## Directive
For each line of the data below that holds "conditions", copy the line.

## Records shown
* * * * * * *

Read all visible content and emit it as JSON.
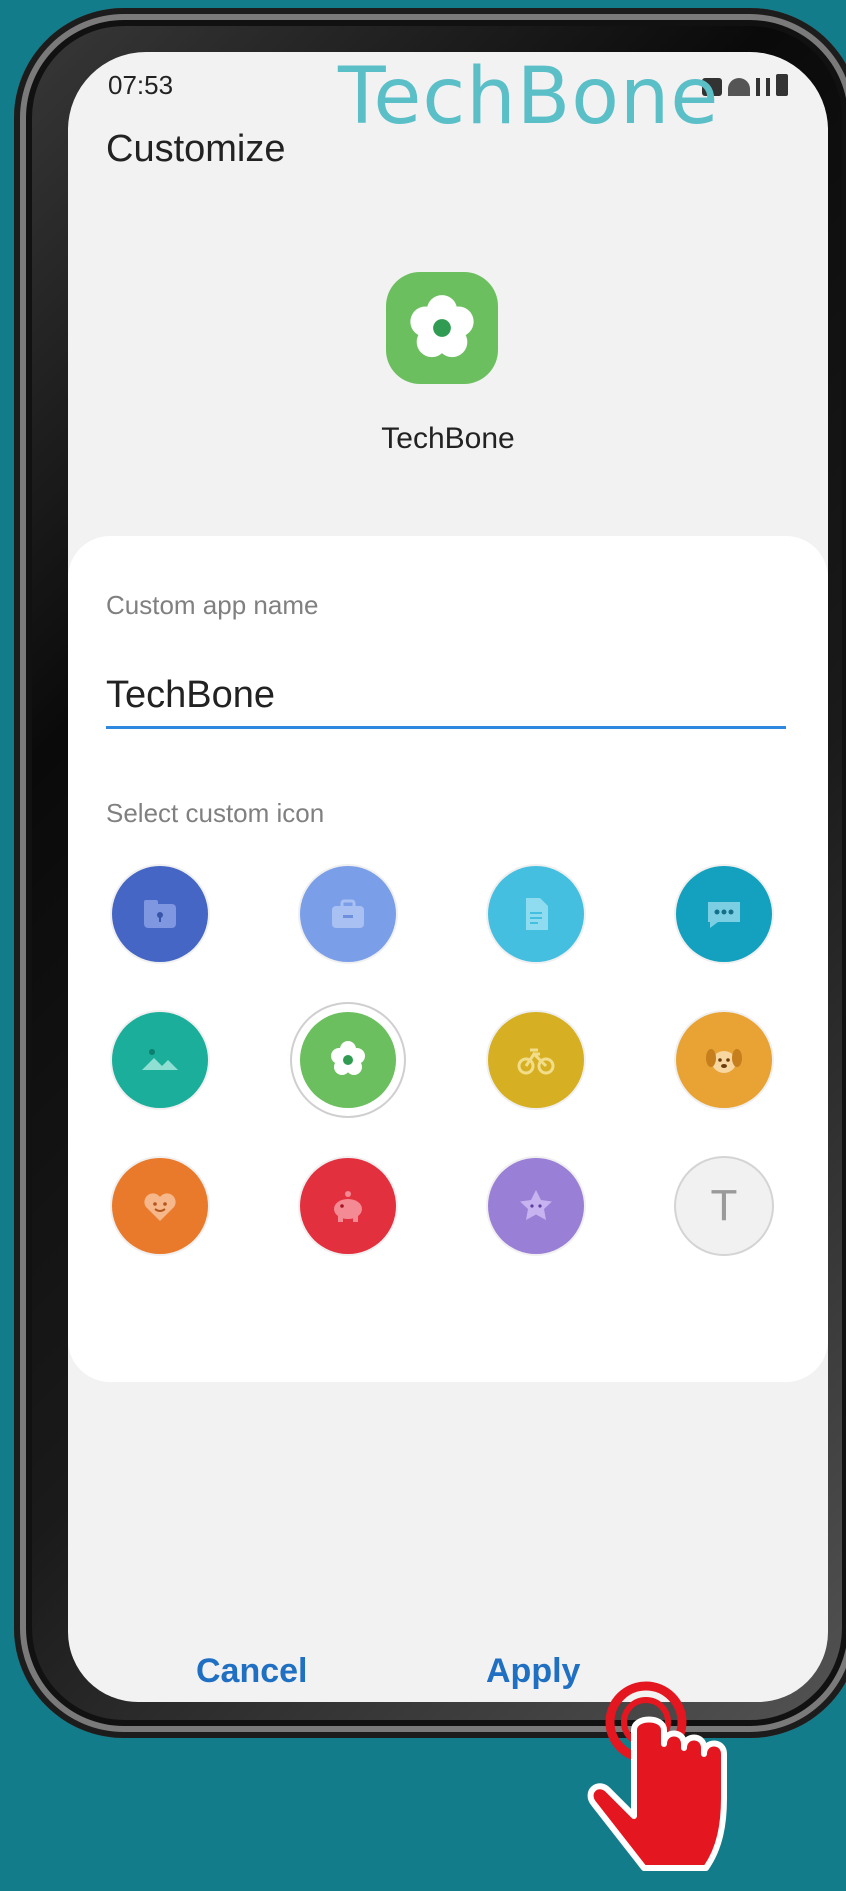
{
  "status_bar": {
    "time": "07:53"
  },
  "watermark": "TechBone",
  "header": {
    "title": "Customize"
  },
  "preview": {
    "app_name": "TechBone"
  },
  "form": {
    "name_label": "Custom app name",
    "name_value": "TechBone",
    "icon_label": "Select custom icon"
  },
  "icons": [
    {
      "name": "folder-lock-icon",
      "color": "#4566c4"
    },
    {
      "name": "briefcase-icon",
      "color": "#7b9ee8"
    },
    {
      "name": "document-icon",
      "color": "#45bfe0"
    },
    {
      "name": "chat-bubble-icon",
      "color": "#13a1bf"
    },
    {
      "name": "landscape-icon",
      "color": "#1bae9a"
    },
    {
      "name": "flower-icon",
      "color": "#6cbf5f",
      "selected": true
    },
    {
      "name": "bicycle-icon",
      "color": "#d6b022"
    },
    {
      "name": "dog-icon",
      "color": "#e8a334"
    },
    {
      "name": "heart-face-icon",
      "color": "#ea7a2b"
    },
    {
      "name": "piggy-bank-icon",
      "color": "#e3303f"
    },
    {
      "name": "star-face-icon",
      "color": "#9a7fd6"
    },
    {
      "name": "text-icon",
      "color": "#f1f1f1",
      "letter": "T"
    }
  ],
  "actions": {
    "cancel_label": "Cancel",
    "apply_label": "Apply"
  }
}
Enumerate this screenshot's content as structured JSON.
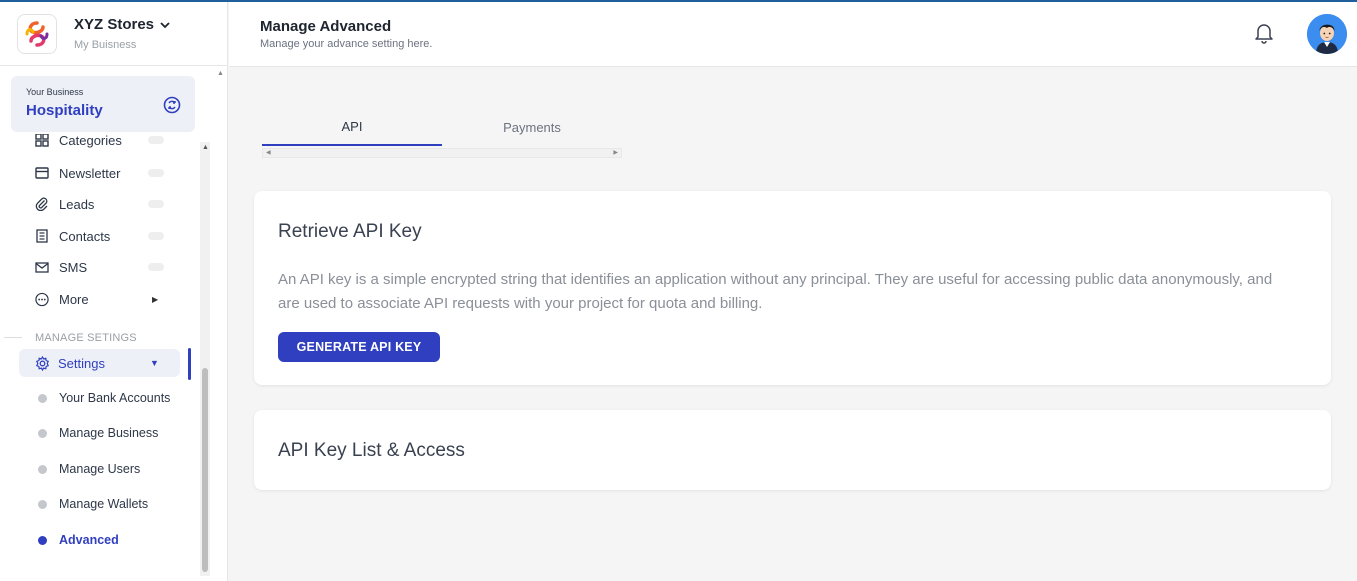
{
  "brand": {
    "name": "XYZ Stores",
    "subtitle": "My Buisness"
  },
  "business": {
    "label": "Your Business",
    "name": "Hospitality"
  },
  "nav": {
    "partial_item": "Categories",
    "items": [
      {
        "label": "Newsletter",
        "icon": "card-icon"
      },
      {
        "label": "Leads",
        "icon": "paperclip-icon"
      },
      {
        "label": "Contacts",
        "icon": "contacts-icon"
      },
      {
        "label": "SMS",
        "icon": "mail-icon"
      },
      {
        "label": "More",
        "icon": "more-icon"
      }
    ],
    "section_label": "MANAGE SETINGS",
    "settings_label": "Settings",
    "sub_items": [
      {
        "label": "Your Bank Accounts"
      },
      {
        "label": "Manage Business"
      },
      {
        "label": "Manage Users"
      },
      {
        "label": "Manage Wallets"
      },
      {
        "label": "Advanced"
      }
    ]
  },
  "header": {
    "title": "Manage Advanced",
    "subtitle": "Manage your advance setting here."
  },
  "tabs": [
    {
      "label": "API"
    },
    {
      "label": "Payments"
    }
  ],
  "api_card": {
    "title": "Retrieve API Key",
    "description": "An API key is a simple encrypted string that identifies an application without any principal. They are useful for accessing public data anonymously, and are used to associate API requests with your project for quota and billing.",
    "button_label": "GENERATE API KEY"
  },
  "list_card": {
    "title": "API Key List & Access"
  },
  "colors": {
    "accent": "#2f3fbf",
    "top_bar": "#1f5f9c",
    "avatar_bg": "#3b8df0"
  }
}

* * * * * * *

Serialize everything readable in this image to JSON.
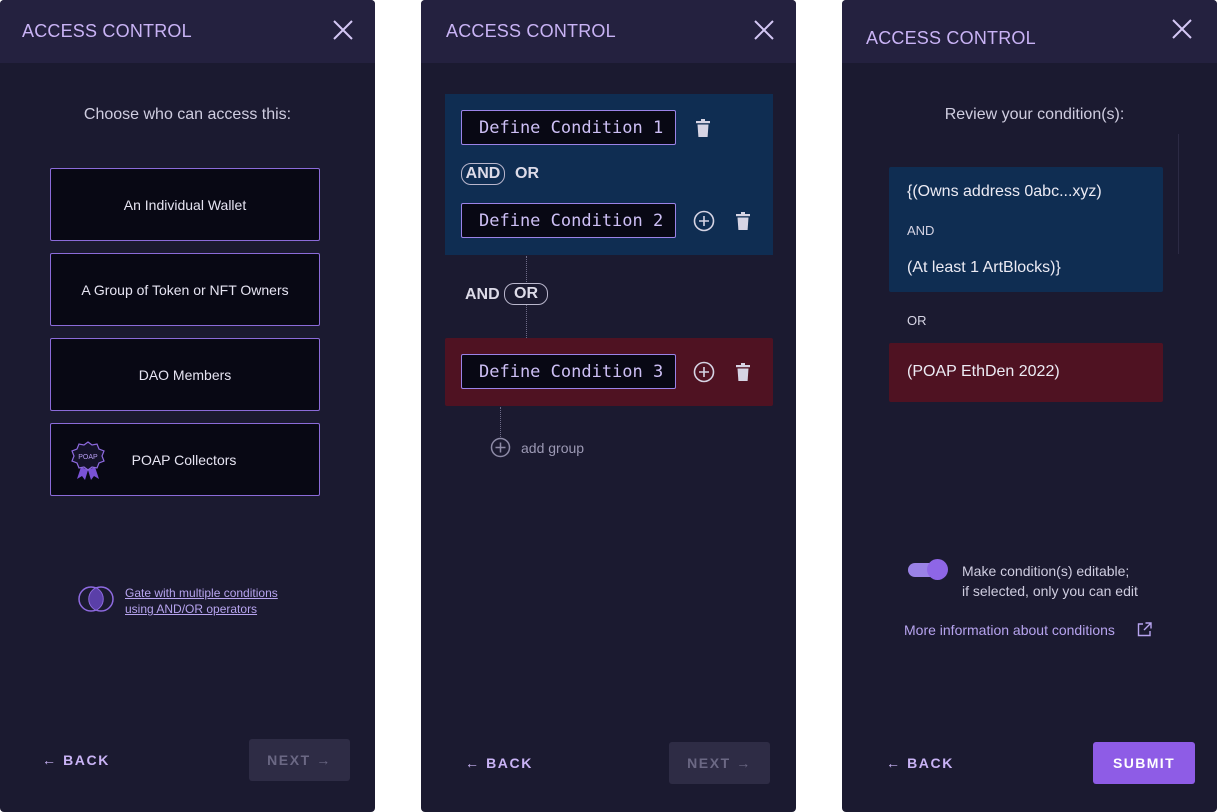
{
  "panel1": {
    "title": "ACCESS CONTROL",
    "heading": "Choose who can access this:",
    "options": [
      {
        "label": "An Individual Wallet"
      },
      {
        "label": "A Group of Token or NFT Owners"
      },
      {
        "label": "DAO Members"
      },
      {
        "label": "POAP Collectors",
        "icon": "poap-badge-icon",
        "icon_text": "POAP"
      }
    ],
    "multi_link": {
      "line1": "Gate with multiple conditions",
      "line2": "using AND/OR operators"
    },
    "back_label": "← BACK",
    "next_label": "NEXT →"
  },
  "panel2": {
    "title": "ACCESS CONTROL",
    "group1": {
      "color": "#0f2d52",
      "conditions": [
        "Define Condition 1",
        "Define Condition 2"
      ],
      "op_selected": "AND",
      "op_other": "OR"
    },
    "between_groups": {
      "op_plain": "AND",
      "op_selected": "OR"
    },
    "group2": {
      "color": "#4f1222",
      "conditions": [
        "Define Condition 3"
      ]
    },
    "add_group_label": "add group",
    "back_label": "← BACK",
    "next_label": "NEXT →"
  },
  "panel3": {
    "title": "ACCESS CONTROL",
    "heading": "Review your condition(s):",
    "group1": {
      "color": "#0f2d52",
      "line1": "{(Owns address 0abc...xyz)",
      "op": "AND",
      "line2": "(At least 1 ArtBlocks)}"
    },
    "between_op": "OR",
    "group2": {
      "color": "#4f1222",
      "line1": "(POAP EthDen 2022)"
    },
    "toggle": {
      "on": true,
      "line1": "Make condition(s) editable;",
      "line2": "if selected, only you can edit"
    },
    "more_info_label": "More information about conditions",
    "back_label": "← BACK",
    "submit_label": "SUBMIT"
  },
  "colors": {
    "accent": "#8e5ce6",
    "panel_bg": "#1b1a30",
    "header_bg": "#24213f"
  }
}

* * * * * * *

## Answer to this problem
      "line1": "Gate with multiple conditions",
      "conditions": [
      "conditions": [
    "more_info_label": "More information about conditions",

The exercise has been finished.